--- START SUPPLIED ENTRIES ---

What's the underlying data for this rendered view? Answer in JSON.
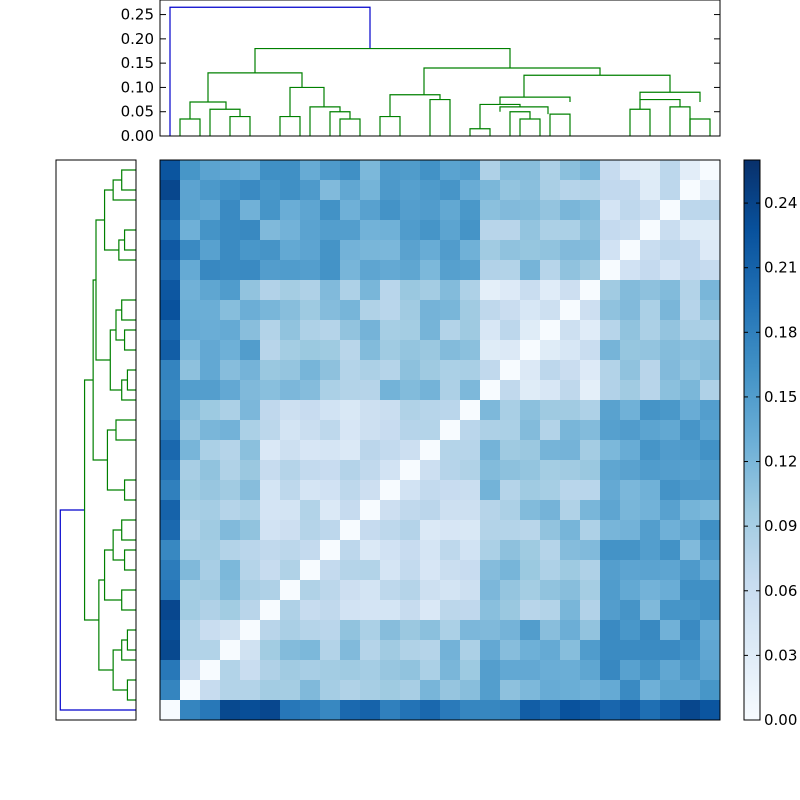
{
  "chart_data": [
    {
      "type": "dendrogram",
      "orientation": "top",
      "ylim": [
        0,
        0.28
      ],
      "yticks": [
        "0.00",
        "0.05",
        "0.10",
        "0.15",
        "0.20",
        "0.25"
      ],
      "grid": false,
      "link_colors": {
        "above_threshold": "#0000cc",
        "cluster": "#008000"
      }
    },
    {
      "type": "dendrogram",
      "orientation": "left",
      "grid": false,
      "link_colors": {
        "above_threshold": "#0000cc",
        "cluster": "#008000"
      }
    },
    {
      "type": "heatmap",
      "colormap": "Blues",
      "size": 28,
      "vmin": 0,
      "vmax": 0.26,
      "colorbar_ticks": [
        "0.00",
        "0.03",
        "0.06",
        "0.09",
        "0.12",
        "0.15",
        "0.18",
        "0.21",
        "0.24"
      ],
      "grid": false
    }
  ]
}
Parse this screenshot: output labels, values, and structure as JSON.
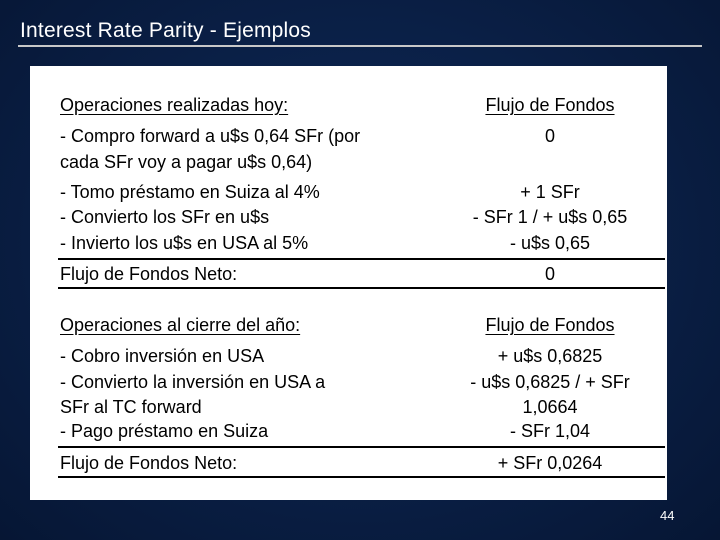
{
  "title": "Interest Rate Parity - Ejemplos",
  "section1": {
    "heading": "Operaciones realizadas hoy:",
    "flow_heading": "Flujo de Fondos",
    "lines": [
      "- Compro forward a u$s 0,64 SFr (por",
      "cada SFr voy a pagar u$s 0,64)",
      "- Tomo préstamo en Suiza al 4%",
      "- Convierto los SFr en u$s",
      "- Invierto los u$s en USA al 5%"
    ],
    "flows": [
      "0",
      "+ 1 SFr",
      "- SFr 1 / + u$s 0,65",
      "- u$s 0,65"
    ],
    "net_label": "Flujo de Fondos Neto:",
    "net_value": "0"
  },
  "section2": {
    "heading": "Operaciones al cierre del año:",
    "flow_heading": "Flujo de Fondos",
    "lines": [
      "- Cobro inversión en USA",
      "- Convierto la inversión en USA a",
      "SFr al TC forward",
      "- Pago préstamo en Suiza"
    ],
    "flows": [
      "+ u$s 0,6825",
      "- u$s 0,6825 / + SFr",
      "1,0664",
      "- SFr 1,04"
    ],
    "net_label": "Flujo de Fondos Neto:",
    "net_value": "+ SFr 0,0264"
  },
  "page_number": "44"
}
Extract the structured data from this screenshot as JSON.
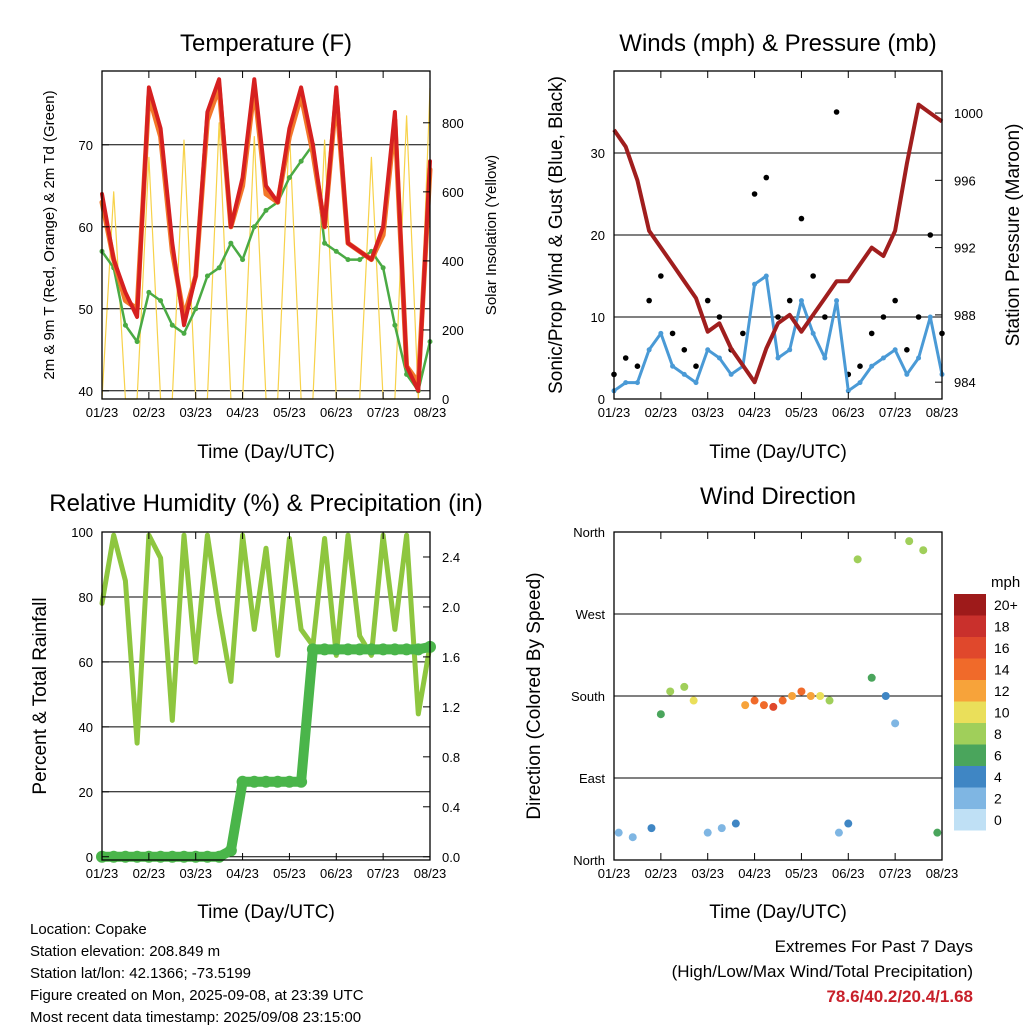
{
  "info": {
    "location": "Location: Copake",
    "elevation": "Station elevation: 208.849 m",
    "latlon": "Station lat/lon: 42.1366; -73.5199",
    "created": "Figure created on Mon, 2025-09-08, at 23:39 UTC",
    "recent": "Most recent data timestamp: 2025/09/08 23:15:00"
  },
  "extremes": {
    "line1": "Extremes For Past 7 Days",
    "line2": "(High/Low/Max Wind/Total Precipitation)",
    "values": "78.6/40.2/20.4/1.68"
  },
  "chart_data": [
    {
      "type": "line",
      "title": "Temperature (F)",
      "xlabel": "Time (Day/UTC)",
      "ylabel": "2m & 9m T (Red, Orange) & 2m Td (Green)",
      "y2label": "Solar Insolation (Yellow)",
      "x_ticks": [
        "01/23",
        "02/23",
        "03/23",
        "04/23",
        "05/23",
        "06/23",
        "07/23",
        "08/23"
      ],
      "ylim": [
        39,
        79
      ],
      "y_ticks": [
        40,
        50,
        60,
        70
      ],
      "y2lim": [
        0,
        950
      ],
      "y2_ticks": [
        0,
        200,
        400,
        600,
        800
      ],
      "x": [
        0,
        0.25,
        0.5,
        0.75,
        1,
        1.25,
        1.5,
        1.75,
        2,
        2.25,
        2.5,
        2.75,
        3,
        3.25,
        3.5,
        3.75,
        4,
        4.25,
        4.5,
        4.75,
        5,
        5.25,
        5.5,
        5.75,
        6,
        6.25,
        6.5,
        6.75,
        7
      ],
      "series": [
        {
          "color": "#d62020",
          "values": [
            64,
            56,
            52,
            49,
            77,
            72,
            58,
            48,
            54,
            74,
            78,
            60,
            66,
            78,
            65,
            63,
            72,
            77,
            70,
            60,
            77,
            58,
            57,
            56,
            60,
            74,
            43,
            40,
            68
          ]
        },
        {
          "color": "#f2782a",
          "values": [
            63,
            56,
            51,
            50,
            76,
            71,
            57,
            49,
            54,
            73,
            77,
            60,
            65,
            77,
            64,
            63,
            71,
            76,
            69,
            60,
            76,
            58,
            57,
            56,
            59,
            73,
            43,
            41,
            67
          ]
        },
        {
          "color": "#4aaa44",
          "values": [
            57,
            55,
            48,
            46,
            52,
            51,
            48,
            47,
            50,
            54,
            55,
            58,
            56,
            60,
            62,
            63,
            66,
            68,
            70,
            58,
            57,
            56,
            56,
            57,
            55,
            48,
            42,
            40,
            46
          ]
        },
        {
          "color": "#f7d24a",
          "values": [
            0,
            600,
            0,
            0,
            700,
            0,
            0,
            750,
            0,
            0,
            800,
            0,
            0,
            760,
            0,
            0,
            780,
            0,
            0,
            750,
            0,
            0,
            0,
            700,
            0,
            0,
            820,
            0,
            900
          ]
        }
      ]
    },
    {
      "type": "scatter",
      "title": "Winds (mph) & Pressure (mb)",
      "xlabel": "Time (Day/UTC)",
      "ylabel": "Sonic/Prop Wind & Gust (Blue, Black)",
      "y2label": "Station Pressure (Maroon)",
      "x_ticks": [
        "01/23",
        "02/23",
        "03/23",
        "04/23",
        "05/23",
        "06/23",
        "07/23",
        "08/23"
      ],
      "ylim": [
        0,
        40
      ],
      "y_ticks": [
        0,
        10,
        20,
        30
      ],
      "y2lim": [
        983,
        1002.5
      ],
      "y2_ticks": [
        984,
        988,
        992,
        996,
        1000
      ],
      "x": [
        0,
        0.25,
        0.5,
        0.75,
        1,
        1.25,
        1.5,
        1.75,
        2,
        2.25,
        2.5,
        2.75,
        3,
        3.25,
        3.5,
        3.75,
        4,
        4.25,
        4.5,
        4.75,
        5,
        5.25,
        5.5,
        5.75,
        6,
        6.25,
        6.5,
        6.75,
        7
      ],
      "series": [
        {
          "name": "Gust",
          "color": "#000000",
          "values": [
            3,
            5,
            4,
            12,
            15,
            8,
            6,
            4,
            12,
            10,
            6,
            8,
            25,
            27,
            10,
            12,
            22,
            15,
            10,
            35,
            3,
            4,
            8,
            10,
            12,
            6,
            10,
            20,
            8
          ]
        },
        {
          "name": "Wind",
          "color": "#4a9ad6",
          "values": [
            1,
            2,
            2,
            6,
            8,
            4,
            3,
            2,
            6,
            5,
            3,
            4,
            14,
            15,
            5,
            6,
            12,
            8,
            5,
            12,
            1,
            2,
            4,
            5,
            6,
            3,
            5,
            10,
            3
          ]
        },
        {
          "name": "Pressure",
          "color": "#a01e1e",
          "values": [
            999,
            998,
            996,
            993,
            992,
            991,
            990,
            989,
            987,
            987.5,
            986,
            985,
            984,
            986,
            987.5,
            988,
            987,
            988,
            989,
            990,
            990,
            991,
            992,
            991.5,
            993,
            997,
            1000.5,
            1000,
            999.5
          ]
        }
      ]
    },
    {
      "type": "line",
      "title": "Relative Humidity (%) & Precipitation (in)",
      "xlabel": "Time (Day/UTC)",
      "ylabel": "Percent & Total Rainfall",
      "x_ticks": [
        "01/23",
        "02/23",
        "03/23",
        "04/23",
        "05/23",
        "06/23",
        "07/23",
        "08/23"
      ],
      "ylim": [
        -1,
        100
      ],
      "y_ticks": [
        0,
        20,
        40,
        60,
        80,
        100
      ],
      "y2lim": [
        -0.026,
        2.6
      ],
      "y2_ticks": [
        0.0,
        0.4,
        0.8,
        1.2,
        1.6,
        2.0,
        2.4
      ],
      "x": [
        0,
        0.25,
        0.5,
        0.75,
        1,
        1.25,
        1.5,
        1.75,
        2,
        2.25,
        2.5,
        2.75,
        3,
        3.25,
        3.5,
        3.75,
        4,
        4.25,
        4.5,
        4.75,
        5,
        5.25,
        5.5,
        5.75,
        6,
        6.25,
        6.5,
        6.75,
        7
      ],
      "series": [
        {
          "color": "#8ec63f",
          "values": [
            78,
            99,
            85,
            35,
            99,
            92,
            42,
            99,
            60,
            99,
            75,
            54,
            99,
            70,
            95,
            62,
            98,
            70,
            65,
            98,
            62,
            99,
            68,
            62,
            99,
            70,
            99,
            44,
            65
          ]
        },
        {
          "color": "#4ab54a",
          "values": [
            0,
            0,
            0,
            0,
            0,
            0,
            0,
            0,
            0,
            0,
            0,
            0.05,
            0.6,
            0.6,
            0.6,
            0.6,
            0.6,
            0.6,
            1.66,
            1.66,
            1.66,
            1.66,
            1.66,
            1.66,
            1.66,
            1.66,
            1.66,
            1.66,
            1.68
          ]
        }
      ]
    },
    {
      "type": "scatter",
      "title": "Wind Direction",
      "xlabel": "Time (Day/UTC)",
      "ylabel": "Direction (Colored By Speed)",
      "x_ticks": [
        "01/23",
        "02/23",
        "03/23",
        "04/23",
        "05/23",
        "06/23",
        "07/23",
        "08/23"
      ],
      "y_ticks": [
        "North",
        "East",
        "South",
        "West",
        "North"
      ],
      "ylim": [
        0,
        360
      ],
      "legend": {
        "title": "mph",
        "labels": [
          "20+",
          "18",
          "16",
          "14",
          "12",
          "10",
          "8",
          "6",
          "4",
          "2",
          "0"
        ],
        "colors": [
          "#9e1a1a",
          "#c9302c",
          "#e0482c",
          "#f06a2a",
          "#f7a33a",
          "#eadf5a",
          "#a0cf5a",
          "#4aa55c",
          "#3f86c4",
          "#7fb6e3",
          "#bfe0f5"
        ]
      },
      "x": [
        0.1,
        0.4,
        0.8,
        1.0,
        1.2,
        1.5,
        1.7,
        2.0,
        2.3,
        2.6,
        2.8,
        3.0,
        3.2,
        3.4,
        3.6,
        3.8,
        4.0,
        4.2,
        4.4,
        4.6,
        4.8,
        5.0,
        5.2,
        5.5,
        5.8,
        6.0,
        6.3,
        6.6,
        6.9
      ],
      "series": [
        {
          "name": "direction",
          "values": [
            30,
            25,
            35,
            160,
            185,
            190,
            175,
            30,
            35,
            40,
            170,
            175,
            170,
            168,
            175,
            180,
            185,
            180,
            180,
            175,
            30,
            40,
            330,
            200,
            180,
            150,
            350,
            340,
            30
          ]
        },
        {
          "name": "speed",
          "values": [
            2,
            2,
            3,
            6,
            8,
            8,
            10,
            2,
            2,
            3,
            12,
            13,
            14,
            15,
            14,
            12,
            13,
            12,
            10,
            8,
            2,
            3,
            8,
            6,
            4,
            2,
            8,
            8,
            6
          ]
        }
      ]
    }
  ]
}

--- END SUPPLIED ENTRIES ---

§ **WHAT IS REQUIRED**: Give solely the number of lines in the data that contain the string "préstamo".

§ **RESPONSE**: 2